» **Requirements**: Copy word for word the lines of the material below, starting at the line that contains "vocab-entry bbox=[410, 817, 790, 841]" and ending at the line that contains "entry-word: give sb".

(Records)
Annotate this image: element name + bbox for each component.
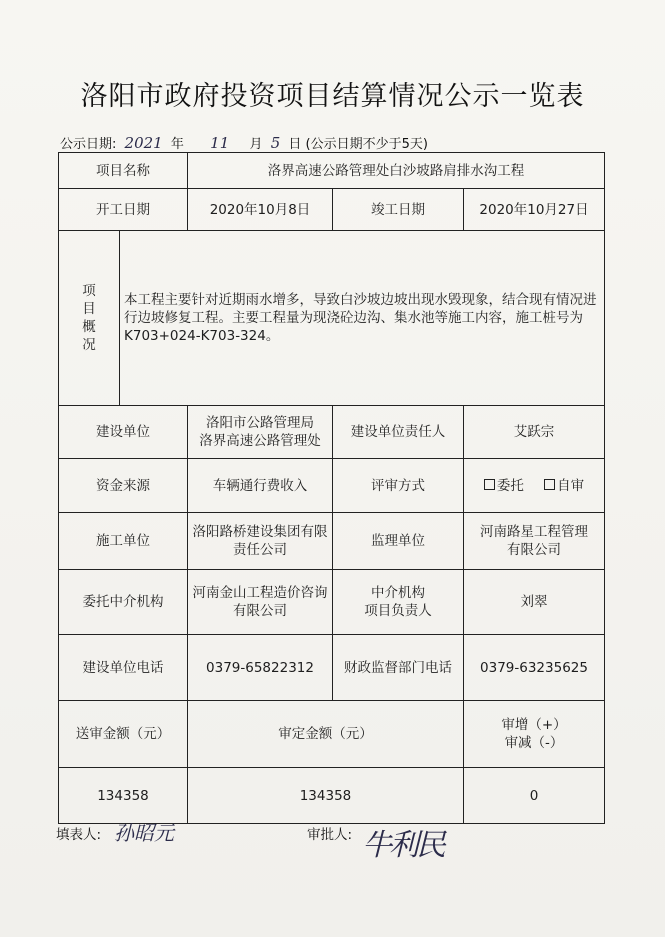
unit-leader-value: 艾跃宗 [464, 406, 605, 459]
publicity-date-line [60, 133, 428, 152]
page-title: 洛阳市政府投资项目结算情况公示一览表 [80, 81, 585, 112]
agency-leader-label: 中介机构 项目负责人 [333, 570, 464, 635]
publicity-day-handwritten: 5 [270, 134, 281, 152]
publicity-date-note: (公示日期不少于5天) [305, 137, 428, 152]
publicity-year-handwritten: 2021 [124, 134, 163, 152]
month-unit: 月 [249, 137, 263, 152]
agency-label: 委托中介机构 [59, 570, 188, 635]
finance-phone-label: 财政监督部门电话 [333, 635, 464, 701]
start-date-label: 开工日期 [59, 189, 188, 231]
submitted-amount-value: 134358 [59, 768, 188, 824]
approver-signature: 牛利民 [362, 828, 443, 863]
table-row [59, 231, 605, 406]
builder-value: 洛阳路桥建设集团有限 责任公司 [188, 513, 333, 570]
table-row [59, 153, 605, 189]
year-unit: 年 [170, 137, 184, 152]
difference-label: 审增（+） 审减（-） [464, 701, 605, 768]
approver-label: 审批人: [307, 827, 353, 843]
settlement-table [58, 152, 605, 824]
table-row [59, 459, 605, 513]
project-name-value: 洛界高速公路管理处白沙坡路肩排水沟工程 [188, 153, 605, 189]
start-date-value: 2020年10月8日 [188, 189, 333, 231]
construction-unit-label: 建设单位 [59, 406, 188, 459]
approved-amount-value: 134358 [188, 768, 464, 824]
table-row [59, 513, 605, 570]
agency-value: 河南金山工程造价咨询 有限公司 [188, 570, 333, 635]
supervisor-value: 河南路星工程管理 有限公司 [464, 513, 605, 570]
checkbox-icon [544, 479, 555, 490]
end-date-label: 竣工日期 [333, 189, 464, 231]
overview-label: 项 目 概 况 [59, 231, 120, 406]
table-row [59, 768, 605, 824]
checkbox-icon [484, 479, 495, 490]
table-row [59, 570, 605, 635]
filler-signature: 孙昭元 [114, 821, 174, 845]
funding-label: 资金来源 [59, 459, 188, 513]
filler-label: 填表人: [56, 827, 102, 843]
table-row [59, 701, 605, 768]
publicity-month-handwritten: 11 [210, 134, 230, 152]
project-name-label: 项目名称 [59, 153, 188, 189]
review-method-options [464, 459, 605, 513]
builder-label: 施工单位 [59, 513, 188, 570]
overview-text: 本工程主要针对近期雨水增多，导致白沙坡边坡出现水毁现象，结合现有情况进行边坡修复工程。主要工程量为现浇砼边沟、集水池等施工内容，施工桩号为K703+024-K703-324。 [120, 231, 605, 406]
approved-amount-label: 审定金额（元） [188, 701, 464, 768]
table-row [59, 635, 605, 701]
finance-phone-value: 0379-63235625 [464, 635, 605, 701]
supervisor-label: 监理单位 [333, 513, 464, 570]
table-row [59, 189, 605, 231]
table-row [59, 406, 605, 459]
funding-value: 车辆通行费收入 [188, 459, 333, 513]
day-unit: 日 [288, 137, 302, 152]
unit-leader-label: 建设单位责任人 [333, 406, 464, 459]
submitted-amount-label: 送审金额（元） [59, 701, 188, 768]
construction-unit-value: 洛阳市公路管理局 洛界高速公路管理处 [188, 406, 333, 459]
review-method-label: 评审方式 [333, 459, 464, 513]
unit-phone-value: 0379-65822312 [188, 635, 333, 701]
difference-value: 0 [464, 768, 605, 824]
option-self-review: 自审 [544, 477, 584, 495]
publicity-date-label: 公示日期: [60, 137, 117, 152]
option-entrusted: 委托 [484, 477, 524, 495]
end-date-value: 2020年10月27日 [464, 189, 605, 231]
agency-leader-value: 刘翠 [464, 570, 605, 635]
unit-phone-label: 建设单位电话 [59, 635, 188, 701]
--
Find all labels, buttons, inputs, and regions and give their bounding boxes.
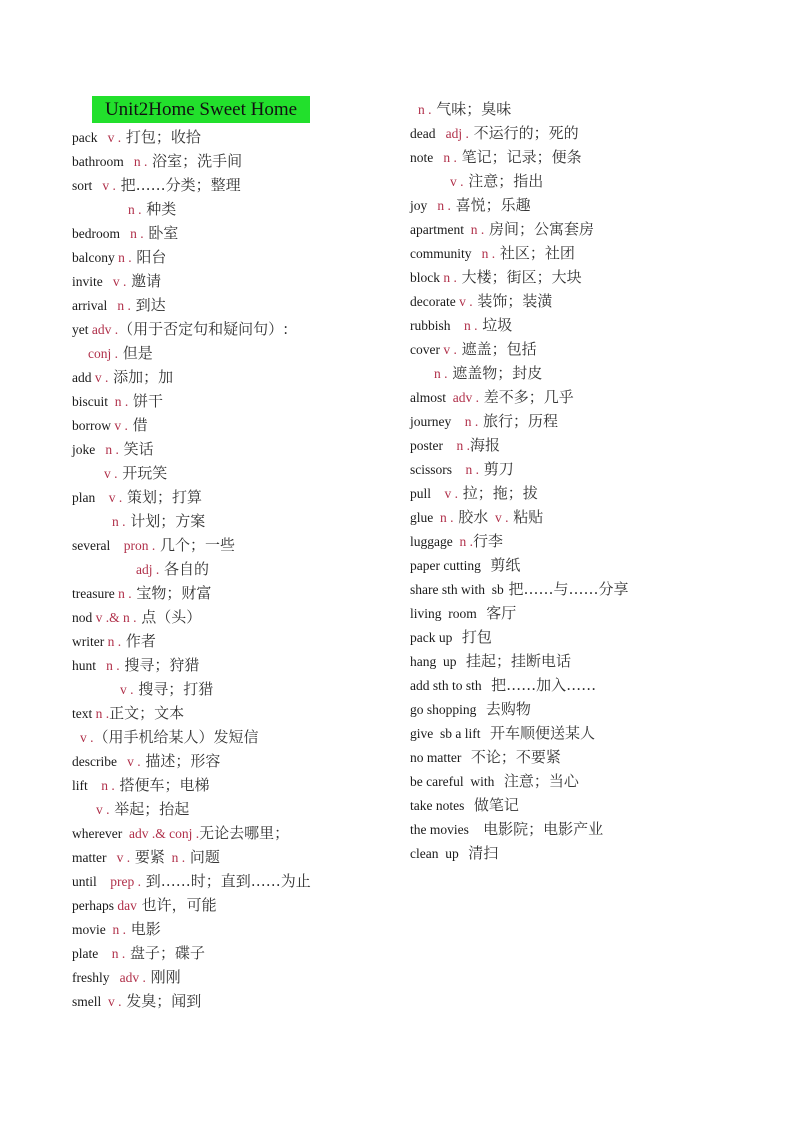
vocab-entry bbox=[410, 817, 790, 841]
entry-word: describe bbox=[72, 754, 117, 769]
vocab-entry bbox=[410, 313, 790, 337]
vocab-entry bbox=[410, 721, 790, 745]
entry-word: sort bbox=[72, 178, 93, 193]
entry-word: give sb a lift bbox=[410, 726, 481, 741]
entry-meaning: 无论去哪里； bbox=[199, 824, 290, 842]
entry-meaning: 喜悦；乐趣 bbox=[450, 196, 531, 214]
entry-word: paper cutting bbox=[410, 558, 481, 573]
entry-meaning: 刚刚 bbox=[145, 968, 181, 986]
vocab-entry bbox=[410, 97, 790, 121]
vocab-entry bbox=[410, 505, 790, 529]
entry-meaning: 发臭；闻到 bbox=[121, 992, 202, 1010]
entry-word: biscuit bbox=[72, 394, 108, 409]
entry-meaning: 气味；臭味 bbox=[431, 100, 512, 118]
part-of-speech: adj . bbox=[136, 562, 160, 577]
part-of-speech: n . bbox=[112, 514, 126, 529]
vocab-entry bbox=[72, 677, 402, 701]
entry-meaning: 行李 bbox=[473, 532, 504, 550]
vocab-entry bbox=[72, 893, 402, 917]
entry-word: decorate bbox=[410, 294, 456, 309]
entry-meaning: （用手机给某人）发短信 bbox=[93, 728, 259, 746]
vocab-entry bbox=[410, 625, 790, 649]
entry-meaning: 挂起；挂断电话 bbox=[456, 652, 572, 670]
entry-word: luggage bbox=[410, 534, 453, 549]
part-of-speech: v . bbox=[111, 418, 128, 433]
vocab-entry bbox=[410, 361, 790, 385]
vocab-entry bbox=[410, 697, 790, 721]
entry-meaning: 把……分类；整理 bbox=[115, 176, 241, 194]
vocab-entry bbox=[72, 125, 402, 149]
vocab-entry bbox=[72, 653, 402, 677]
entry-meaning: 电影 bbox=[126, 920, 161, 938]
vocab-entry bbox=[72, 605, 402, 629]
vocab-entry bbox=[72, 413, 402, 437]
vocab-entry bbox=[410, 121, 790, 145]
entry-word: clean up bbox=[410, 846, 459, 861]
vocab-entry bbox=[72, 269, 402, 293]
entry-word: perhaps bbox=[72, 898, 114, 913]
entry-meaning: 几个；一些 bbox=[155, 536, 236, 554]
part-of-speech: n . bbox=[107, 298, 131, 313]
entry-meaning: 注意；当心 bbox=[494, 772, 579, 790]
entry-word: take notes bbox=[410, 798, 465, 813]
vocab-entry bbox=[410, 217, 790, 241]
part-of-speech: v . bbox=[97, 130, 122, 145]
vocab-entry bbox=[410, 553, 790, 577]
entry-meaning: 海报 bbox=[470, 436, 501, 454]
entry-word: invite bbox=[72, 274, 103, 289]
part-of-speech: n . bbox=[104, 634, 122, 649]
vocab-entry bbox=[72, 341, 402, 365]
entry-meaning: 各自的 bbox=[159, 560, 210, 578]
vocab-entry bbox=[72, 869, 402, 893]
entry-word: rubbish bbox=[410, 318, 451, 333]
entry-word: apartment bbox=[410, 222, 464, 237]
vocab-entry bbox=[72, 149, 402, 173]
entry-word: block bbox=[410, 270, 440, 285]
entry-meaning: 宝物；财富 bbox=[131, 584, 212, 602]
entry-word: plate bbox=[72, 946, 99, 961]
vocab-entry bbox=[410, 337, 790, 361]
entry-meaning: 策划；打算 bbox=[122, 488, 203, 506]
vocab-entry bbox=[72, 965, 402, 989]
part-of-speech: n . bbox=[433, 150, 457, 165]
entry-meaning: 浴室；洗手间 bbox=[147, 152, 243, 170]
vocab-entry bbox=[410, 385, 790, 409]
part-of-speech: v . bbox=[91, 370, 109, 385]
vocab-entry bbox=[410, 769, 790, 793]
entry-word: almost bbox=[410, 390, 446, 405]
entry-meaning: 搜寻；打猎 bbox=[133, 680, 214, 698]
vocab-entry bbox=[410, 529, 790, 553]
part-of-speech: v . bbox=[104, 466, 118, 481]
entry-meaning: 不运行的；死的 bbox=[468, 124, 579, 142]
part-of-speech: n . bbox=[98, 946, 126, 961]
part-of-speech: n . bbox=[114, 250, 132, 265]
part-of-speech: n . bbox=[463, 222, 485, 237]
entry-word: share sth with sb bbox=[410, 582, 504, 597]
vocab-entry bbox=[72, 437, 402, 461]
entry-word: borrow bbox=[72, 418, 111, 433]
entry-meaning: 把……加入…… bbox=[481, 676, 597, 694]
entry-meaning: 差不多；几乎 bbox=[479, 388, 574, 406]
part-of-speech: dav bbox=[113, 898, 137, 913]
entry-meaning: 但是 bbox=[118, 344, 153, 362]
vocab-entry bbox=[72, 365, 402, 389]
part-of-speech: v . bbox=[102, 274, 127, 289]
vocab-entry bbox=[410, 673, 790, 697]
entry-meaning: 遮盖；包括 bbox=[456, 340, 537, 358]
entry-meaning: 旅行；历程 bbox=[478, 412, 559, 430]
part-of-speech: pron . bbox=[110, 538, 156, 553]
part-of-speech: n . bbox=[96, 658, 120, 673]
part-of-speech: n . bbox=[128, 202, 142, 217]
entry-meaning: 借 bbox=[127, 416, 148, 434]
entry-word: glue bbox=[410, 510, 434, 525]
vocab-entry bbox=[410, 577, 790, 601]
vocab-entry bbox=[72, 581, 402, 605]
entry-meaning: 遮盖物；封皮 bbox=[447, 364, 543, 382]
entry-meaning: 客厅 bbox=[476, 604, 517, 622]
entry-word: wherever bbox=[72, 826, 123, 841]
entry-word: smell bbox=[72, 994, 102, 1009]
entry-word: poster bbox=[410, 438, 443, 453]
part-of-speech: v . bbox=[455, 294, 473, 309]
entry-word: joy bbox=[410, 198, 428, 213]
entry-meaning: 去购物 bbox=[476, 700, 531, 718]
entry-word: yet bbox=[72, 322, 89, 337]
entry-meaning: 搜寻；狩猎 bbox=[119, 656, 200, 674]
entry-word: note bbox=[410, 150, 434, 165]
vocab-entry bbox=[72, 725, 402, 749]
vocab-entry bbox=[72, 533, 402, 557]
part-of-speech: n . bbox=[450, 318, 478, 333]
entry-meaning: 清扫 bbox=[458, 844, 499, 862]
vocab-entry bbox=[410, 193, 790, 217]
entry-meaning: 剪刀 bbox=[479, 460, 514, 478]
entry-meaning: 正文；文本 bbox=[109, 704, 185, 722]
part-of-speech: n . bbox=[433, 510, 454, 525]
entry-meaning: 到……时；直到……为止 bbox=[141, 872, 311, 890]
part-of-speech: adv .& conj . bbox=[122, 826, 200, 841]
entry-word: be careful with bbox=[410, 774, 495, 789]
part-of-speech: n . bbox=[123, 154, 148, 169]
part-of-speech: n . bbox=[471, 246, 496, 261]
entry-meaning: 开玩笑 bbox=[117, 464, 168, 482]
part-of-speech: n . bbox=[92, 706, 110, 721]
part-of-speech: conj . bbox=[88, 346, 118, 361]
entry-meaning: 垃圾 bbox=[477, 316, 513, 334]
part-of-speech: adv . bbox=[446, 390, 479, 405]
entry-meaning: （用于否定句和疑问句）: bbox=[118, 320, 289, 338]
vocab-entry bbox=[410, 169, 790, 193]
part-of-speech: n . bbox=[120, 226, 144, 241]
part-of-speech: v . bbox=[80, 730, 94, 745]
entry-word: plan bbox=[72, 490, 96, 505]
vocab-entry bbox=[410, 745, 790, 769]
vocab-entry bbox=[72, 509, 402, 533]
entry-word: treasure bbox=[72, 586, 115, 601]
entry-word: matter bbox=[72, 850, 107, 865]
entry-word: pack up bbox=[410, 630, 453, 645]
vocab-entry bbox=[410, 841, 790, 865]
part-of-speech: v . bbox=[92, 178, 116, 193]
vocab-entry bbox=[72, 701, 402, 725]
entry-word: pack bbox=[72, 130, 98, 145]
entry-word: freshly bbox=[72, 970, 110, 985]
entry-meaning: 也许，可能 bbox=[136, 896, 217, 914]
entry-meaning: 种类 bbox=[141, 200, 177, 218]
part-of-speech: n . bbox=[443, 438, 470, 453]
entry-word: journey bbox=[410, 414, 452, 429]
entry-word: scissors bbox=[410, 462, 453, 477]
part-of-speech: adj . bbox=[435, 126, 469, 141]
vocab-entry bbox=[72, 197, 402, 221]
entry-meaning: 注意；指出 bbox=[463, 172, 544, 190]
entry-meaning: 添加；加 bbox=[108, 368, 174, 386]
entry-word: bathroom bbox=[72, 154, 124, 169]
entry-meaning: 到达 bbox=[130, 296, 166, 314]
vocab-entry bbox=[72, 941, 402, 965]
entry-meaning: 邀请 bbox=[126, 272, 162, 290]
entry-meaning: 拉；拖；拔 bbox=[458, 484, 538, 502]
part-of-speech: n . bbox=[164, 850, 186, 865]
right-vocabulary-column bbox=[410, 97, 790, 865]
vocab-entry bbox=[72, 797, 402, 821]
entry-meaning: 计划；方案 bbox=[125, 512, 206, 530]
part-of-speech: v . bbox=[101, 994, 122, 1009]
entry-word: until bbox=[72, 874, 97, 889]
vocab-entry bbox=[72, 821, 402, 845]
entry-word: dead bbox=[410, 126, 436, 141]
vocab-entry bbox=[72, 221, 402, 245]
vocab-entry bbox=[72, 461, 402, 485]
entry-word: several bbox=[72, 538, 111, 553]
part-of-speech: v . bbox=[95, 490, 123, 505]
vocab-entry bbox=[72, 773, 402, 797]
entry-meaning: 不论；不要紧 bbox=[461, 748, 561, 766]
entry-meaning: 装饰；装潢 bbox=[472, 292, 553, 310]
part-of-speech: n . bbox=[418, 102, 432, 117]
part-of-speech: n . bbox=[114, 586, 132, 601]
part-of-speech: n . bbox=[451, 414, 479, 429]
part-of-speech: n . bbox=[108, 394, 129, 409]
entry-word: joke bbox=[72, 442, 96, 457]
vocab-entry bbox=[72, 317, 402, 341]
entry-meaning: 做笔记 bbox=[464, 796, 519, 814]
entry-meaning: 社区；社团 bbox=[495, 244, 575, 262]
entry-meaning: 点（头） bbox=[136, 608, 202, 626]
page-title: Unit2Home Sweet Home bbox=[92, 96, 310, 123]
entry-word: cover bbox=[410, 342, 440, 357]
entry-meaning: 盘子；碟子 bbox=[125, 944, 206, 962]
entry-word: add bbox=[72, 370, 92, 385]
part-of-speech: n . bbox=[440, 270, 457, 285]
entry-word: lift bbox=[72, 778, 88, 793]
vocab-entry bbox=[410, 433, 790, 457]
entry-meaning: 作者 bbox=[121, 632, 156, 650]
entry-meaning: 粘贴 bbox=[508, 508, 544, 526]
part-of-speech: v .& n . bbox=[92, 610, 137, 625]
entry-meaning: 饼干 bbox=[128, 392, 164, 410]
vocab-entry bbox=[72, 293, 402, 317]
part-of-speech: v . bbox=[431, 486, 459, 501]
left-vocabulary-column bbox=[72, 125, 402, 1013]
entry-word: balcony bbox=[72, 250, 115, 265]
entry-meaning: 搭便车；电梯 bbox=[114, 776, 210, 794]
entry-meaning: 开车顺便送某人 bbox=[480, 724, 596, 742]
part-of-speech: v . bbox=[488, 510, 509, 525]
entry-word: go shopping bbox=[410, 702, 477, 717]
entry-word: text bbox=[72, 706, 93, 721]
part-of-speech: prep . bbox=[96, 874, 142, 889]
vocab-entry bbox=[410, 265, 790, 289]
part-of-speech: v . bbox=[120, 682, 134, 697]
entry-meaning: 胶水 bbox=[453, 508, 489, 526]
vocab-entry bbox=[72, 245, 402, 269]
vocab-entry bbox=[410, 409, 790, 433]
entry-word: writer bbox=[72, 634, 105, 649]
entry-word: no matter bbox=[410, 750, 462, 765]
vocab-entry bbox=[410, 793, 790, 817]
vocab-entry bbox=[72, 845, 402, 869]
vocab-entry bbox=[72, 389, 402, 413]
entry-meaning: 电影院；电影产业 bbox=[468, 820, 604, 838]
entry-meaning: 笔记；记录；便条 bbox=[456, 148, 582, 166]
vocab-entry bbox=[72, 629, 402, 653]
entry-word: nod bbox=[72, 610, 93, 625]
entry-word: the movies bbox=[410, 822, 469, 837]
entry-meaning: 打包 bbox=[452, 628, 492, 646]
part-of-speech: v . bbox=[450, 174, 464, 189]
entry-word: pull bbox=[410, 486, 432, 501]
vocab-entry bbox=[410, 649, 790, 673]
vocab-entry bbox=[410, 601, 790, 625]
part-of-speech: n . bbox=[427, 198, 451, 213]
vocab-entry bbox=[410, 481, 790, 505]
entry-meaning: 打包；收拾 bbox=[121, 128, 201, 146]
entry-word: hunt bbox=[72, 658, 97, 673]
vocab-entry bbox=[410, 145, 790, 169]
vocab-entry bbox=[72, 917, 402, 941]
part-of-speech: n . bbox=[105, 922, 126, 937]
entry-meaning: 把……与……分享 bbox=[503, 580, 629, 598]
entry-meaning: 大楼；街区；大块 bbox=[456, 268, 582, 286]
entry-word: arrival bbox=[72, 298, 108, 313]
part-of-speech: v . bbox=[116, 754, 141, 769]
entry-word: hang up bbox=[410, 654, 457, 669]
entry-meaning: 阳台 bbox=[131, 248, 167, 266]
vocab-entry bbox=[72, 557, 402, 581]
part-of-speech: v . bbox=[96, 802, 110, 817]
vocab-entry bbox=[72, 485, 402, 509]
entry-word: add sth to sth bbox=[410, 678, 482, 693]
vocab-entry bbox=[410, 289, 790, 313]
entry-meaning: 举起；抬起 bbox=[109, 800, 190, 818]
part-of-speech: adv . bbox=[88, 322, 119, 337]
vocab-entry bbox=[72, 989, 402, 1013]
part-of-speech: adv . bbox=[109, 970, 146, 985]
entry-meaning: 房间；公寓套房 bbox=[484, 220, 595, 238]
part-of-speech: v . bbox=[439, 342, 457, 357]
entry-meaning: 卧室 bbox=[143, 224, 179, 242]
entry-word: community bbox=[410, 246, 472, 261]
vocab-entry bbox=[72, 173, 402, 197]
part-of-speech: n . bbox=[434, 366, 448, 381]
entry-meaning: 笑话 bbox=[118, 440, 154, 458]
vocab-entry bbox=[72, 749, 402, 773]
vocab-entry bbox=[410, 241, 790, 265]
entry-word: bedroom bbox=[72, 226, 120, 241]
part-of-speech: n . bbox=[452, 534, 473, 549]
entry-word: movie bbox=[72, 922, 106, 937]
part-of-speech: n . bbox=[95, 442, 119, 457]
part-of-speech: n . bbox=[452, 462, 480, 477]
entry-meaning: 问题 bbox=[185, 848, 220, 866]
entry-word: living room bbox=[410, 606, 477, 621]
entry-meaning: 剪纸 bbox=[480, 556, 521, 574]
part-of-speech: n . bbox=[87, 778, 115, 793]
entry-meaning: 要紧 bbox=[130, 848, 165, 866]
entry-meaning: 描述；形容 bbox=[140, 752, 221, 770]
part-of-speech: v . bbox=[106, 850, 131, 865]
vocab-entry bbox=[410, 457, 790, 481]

» **Full solution**:
vocab-entry bbox=[410, 817, 790, 841]
entry-word: describe bbox=[72, 754, 117, 769]
vocab-entry bbox=[410, 313, 790, 337]
vocab-entry bbox=[410, 721, 790, 745]
entry-word: sort bbox=[72, 178, 93, 193]
entry-word: give sb a lift bbox=[410, 726, 481, 741]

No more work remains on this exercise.